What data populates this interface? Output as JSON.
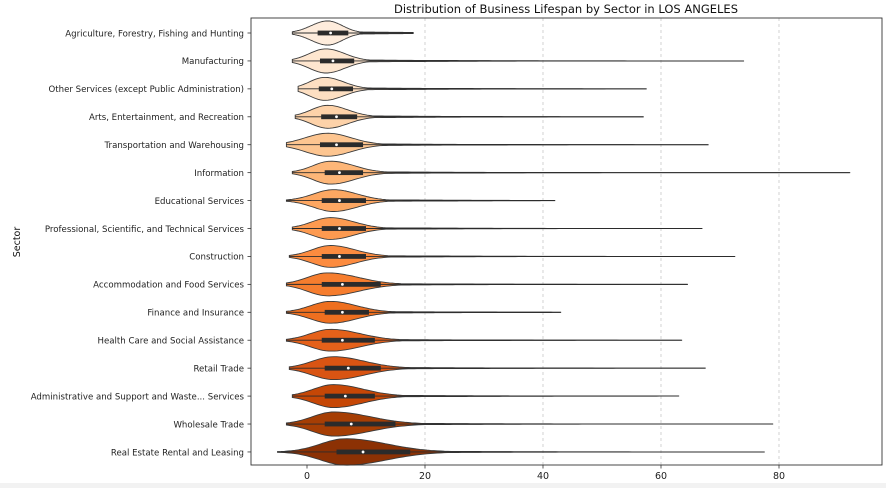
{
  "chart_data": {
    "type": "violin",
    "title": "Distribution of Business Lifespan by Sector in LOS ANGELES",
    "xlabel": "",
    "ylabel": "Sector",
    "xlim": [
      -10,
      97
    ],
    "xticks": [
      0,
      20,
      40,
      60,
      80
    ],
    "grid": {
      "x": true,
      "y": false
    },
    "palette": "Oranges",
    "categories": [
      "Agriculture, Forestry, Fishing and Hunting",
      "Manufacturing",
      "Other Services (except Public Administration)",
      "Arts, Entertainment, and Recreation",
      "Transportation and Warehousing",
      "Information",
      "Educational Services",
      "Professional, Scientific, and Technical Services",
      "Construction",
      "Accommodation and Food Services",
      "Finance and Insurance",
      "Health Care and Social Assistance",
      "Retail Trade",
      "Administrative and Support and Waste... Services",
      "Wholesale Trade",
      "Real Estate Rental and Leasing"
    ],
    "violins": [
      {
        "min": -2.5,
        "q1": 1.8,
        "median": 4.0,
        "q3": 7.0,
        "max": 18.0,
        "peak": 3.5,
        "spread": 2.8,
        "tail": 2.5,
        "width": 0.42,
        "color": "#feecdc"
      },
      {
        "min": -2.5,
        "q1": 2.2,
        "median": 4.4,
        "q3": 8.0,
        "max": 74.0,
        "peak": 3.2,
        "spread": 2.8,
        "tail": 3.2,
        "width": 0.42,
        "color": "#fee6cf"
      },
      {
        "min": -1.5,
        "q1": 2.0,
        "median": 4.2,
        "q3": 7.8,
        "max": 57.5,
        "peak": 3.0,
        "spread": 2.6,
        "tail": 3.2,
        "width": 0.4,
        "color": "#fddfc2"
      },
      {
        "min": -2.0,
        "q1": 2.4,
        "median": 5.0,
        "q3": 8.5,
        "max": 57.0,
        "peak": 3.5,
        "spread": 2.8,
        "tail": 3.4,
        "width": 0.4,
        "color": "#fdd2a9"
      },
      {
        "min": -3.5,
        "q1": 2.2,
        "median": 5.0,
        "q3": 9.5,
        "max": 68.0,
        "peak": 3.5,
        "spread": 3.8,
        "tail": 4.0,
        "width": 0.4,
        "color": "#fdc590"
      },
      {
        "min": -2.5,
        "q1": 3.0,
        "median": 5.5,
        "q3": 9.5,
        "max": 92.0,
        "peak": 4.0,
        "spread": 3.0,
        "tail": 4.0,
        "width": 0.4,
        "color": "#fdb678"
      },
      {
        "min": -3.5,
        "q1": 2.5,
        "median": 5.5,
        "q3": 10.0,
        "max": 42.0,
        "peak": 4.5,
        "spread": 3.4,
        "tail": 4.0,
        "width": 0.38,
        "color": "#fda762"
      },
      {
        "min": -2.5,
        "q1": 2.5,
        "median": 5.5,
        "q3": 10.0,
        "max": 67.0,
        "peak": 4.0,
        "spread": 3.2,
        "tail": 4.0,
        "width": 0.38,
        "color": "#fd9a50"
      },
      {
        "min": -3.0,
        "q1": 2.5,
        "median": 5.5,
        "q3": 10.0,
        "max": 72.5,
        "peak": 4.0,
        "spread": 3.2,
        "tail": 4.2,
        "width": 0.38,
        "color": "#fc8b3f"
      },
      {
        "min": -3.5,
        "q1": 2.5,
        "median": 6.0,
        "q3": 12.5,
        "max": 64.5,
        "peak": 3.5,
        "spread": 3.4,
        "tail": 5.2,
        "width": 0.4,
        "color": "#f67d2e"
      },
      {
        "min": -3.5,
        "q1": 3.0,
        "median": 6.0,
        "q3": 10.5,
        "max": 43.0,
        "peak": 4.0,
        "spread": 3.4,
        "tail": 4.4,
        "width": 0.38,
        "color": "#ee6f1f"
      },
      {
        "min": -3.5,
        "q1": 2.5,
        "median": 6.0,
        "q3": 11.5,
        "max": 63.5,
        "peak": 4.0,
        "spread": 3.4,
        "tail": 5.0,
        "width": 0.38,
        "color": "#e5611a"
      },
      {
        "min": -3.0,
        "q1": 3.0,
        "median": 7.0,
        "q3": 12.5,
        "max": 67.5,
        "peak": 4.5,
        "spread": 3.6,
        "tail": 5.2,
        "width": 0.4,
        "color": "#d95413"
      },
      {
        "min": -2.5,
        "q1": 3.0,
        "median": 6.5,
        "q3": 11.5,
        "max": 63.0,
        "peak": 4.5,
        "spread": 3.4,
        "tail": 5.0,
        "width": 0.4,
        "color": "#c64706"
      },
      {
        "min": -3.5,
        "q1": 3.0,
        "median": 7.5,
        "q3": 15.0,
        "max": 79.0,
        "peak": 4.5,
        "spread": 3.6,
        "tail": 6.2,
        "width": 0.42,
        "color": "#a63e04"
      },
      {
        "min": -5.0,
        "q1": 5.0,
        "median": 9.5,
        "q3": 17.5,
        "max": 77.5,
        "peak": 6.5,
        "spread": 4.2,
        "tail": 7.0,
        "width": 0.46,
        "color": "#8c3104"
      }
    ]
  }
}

§ Description of the task
Copy each line of the listing that includes "Services".

§ Solved exercise
      "Other Services (except Public Administration)",
      "Educational Services",
      "Professional, Scientific, and Technical Services",
      "Accommodation and Food Services",
      "Administrative and Support and Waste... Services",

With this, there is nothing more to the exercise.